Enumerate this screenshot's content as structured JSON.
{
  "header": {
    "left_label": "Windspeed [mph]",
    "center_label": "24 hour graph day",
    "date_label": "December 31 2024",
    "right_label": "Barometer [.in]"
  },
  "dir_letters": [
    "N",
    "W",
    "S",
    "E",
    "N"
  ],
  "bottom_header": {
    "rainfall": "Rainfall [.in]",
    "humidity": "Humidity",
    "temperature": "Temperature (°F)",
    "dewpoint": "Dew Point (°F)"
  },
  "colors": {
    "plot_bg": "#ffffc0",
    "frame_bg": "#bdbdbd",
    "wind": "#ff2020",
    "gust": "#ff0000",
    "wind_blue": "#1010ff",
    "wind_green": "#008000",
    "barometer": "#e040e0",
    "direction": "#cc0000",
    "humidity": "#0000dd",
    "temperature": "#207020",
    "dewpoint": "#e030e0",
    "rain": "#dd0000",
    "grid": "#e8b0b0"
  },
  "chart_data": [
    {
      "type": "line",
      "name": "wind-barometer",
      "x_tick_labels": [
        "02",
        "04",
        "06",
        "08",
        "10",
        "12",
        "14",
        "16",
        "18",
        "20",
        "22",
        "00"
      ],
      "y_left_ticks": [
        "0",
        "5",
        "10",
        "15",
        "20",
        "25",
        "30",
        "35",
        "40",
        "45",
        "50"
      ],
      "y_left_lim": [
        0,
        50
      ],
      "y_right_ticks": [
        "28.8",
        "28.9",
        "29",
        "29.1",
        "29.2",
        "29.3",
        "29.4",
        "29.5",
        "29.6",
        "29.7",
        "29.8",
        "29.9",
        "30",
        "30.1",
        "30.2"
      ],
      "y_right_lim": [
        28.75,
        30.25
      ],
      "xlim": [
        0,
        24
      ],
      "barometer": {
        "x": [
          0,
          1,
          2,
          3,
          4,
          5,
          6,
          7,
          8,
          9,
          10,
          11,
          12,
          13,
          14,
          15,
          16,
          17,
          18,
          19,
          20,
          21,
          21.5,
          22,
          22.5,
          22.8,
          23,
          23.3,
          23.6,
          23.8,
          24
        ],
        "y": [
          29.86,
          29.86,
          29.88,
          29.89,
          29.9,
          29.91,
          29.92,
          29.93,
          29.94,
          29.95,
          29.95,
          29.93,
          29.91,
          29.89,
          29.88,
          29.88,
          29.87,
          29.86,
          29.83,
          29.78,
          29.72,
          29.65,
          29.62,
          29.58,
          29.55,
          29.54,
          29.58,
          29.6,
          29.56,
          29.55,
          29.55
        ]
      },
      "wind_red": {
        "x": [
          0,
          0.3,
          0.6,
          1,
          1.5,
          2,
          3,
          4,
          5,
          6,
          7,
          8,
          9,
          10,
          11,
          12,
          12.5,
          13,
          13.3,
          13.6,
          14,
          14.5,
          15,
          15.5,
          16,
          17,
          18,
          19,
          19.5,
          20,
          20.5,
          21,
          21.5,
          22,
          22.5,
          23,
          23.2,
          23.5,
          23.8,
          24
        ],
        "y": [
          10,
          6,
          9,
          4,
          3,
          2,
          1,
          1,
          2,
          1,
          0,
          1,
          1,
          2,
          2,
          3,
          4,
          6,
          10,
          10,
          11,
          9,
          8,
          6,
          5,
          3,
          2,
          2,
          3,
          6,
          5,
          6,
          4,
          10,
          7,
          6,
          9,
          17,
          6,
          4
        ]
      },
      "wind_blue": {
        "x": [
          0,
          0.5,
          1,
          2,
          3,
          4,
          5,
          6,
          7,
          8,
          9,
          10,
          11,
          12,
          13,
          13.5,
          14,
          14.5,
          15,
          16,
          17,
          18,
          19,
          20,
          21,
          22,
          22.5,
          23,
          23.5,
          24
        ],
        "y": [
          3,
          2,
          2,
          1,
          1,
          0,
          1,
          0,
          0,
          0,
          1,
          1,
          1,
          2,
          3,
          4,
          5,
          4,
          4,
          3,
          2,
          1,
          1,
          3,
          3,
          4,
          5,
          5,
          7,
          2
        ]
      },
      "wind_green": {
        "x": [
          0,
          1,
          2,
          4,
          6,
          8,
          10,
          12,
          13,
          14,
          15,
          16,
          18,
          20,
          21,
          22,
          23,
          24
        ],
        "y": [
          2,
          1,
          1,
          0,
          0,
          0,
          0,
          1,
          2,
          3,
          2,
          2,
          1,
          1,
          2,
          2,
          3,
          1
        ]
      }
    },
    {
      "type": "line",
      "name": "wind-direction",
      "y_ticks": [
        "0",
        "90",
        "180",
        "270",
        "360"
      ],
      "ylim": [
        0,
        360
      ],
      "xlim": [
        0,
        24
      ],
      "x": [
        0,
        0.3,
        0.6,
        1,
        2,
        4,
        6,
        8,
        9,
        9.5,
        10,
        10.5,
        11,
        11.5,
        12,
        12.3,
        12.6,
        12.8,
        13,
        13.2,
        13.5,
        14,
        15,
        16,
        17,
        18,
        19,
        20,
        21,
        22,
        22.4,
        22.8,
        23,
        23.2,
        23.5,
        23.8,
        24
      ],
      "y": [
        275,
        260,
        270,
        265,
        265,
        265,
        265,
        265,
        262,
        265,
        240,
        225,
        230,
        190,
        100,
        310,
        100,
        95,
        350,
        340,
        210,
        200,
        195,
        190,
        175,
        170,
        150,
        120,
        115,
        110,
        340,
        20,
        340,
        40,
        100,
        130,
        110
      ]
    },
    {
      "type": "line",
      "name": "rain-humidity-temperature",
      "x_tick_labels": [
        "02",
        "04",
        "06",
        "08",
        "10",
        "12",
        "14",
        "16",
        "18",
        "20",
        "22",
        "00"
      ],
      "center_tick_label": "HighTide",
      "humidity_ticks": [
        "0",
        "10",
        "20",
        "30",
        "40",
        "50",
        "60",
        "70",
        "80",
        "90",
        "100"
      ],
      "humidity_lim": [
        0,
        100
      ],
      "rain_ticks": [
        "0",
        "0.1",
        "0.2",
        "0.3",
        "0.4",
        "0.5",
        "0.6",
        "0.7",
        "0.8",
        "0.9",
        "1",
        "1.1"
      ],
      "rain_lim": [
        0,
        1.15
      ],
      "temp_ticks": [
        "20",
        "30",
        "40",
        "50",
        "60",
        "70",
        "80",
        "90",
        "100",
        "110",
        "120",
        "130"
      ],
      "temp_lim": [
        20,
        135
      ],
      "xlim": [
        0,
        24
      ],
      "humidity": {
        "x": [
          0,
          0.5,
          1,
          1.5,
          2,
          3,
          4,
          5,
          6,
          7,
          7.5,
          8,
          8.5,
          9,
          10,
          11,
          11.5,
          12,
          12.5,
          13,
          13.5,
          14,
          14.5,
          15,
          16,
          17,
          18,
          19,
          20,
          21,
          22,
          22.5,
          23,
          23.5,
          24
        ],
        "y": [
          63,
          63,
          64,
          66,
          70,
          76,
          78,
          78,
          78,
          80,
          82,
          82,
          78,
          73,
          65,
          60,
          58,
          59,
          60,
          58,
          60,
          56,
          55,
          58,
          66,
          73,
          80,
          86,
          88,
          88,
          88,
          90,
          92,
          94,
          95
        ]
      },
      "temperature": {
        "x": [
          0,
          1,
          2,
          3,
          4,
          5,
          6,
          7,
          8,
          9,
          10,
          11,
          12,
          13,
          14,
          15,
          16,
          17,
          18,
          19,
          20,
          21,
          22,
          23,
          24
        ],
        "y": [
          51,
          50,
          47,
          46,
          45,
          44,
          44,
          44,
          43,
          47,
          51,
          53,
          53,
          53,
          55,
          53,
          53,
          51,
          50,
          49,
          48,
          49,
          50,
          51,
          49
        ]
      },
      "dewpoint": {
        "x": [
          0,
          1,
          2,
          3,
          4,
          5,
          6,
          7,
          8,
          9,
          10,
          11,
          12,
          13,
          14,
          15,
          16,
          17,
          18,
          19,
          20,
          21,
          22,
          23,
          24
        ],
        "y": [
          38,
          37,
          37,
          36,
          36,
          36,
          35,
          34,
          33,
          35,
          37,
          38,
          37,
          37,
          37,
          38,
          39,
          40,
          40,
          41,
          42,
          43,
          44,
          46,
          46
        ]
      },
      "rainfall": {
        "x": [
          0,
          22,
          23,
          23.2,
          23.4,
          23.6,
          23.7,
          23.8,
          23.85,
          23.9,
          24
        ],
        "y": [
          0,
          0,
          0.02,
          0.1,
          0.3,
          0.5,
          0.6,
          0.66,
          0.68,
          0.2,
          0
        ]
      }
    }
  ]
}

::::::

Copy every line from the records above that contains the word "name".

      "name": "wind-barometer",
      "name": "wind-direction",
      "name": "rain-humidity-temperature",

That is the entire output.